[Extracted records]
-*-*-

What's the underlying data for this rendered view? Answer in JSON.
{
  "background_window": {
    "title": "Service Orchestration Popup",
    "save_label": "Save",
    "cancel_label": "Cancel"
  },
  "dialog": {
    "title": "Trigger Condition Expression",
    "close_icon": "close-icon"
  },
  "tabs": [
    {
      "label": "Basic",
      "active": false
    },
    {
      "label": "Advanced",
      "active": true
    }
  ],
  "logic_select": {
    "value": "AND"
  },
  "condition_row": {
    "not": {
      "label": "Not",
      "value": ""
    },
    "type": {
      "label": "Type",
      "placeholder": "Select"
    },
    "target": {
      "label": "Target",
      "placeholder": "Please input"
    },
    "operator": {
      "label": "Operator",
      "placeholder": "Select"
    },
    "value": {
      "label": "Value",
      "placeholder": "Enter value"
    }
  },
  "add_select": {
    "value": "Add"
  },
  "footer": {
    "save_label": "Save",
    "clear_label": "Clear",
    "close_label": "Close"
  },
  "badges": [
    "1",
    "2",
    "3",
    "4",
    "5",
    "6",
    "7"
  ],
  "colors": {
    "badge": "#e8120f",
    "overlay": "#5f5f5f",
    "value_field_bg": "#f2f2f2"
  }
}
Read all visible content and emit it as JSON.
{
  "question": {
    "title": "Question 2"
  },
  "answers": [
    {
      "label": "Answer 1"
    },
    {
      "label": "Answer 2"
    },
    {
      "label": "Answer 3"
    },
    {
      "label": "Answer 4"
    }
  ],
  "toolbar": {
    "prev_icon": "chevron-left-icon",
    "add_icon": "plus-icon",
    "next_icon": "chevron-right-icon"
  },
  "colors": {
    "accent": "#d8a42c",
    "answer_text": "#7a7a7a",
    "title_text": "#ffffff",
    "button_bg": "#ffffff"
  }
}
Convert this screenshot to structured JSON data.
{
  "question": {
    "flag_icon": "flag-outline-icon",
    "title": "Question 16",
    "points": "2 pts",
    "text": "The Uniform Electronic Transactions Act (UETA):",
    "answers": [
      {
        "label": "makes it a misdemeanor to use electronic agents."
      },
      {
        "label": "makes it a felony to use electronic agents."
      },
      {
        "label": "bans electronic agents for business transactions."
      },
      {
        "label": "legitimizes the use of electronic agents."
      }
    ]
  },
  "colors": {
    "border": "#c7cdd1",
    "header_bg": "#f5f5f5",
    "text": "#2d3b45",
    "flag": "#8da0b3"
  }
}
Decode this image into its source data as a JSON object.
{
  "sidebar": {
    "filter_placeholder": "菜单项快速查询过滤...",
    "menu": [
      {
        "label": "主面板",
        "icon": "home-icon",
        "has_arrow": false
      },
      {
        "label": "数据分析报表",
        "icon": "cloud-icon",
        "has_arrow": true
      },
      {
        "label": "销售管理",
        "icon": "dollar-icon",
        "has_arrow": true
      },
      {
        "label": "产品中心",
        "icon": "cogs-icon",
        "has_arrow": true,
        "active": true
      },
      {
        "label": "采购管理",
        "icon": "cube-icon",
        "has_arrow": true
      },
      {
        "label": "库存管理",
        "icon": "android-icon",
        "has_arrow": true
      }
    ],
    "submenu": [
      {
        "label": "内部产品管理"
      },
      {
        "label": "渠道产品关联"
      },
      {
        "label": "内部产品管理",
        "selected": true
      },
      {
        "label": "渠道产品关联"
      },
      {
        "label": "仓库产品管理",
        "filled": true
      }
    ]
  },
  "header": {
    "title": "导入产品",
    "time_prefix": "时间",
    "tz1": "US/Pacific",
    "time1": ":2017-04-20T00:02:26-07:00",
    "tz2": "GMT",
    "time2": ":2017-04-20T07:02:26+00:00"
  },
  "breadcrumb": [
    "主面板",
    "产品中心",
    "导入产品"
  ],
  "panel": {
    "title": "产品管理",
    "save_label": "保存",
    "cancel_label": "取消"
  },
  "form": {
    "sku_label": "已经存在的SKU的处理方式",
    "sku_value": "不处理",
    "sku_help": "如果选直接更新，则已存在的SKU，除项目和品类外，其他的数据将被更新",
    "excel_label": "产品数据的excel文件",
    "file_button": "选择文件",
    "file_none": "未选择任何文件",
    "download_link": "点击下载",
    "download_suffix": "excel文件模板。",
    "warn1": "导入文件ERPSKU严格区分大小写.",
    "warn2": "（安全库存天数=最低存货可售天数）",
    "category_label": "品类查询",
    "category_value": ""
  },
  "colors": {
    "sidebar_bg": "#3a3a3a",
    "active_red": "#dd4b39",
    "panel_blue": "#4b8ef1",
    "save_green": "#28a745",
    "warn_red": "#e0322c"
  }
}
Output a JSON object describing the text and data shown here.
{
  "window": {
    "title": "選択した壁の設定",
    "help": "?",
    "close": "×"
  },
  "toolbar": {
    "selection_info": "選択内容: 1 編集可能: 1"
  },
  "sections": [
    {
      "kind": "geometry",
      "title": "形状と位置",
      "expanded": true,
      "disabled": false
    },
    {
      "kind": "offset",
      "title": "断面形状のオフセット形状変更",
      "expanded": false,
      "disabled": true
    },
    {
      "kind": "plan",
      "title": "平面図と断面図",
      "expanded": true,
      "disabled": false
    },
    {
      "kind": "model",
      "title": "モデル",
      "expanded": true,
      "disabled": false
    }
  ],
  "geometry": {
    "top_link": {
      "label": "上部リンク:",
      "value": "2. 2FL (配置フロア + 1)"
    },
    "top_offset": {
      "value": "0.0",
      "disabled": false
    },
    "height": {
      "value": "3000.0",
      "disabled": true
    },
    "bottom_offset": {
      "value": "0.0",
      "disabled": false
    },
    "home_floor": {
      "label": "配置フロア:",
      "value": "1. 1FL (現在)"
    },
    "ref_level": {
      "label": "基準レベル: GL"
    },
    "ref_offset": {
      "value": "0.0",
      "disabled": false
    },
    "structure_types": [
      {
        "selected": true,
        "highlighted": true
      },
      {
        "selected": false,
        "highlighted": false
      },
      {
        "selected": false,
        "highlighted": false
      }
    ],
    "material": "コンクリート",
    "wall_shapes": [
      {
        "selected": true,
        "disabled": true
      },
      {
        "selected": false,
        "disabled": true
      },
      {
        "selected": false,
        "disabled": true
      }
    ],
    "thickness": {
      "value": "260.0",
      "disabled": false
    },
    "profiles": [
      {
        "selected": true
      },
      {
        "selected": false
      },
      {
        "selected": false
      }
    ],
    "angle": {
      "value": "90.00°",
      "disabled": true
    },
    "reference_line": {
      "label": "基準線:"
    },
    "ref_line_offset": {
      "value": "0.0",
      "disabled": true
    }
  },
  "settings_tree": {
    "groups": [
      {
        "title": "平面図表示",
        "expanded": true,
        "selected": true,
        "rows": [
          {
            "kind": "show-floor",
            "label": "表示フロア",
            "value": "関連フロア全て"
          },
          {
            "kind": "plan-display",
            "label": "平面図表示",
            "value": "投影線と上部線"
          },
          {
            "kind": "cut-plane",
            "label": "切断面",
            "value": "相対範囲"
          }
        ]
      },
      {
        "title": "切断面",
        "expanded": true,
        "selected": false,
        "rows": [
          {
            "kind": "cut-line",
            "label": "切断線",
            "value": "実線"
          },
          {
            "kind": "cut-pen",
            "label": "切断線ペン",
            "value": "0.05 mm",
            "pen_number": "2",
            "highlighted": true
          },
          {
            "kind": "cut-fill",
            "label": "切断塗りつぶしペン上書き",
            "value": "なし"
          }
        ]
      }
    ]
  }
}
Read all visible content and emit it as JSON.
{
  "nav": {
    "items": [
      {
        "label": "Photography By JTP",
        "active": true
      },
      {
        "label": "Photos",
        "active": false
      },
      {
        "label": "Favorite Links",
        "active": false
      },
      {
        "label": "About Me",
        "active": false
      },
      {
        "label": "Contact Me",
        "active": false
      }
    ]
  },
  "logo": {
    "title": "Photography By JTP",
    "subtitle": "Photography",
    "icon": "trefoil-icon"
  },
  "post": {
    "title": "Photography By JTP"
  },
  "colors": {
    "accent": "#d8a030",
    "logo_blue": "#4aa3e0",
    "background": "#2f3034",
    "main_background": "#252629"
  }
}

-*-*-

- **EXERCISE DETAILS**
Look over the listing. Pull out every line with the string "kind" in it.

- **RESULT**
      "kind": "geometry",
      "kind": "offset",
      "kind": "plan",
      "kind": "model",
            "kind": "show-floor",
            "kind": "plan-display",
            "kind": "cut-plane",
            "kind": "cut-line",
            "kind": "cut-pen",
            "kind": "cut-fill",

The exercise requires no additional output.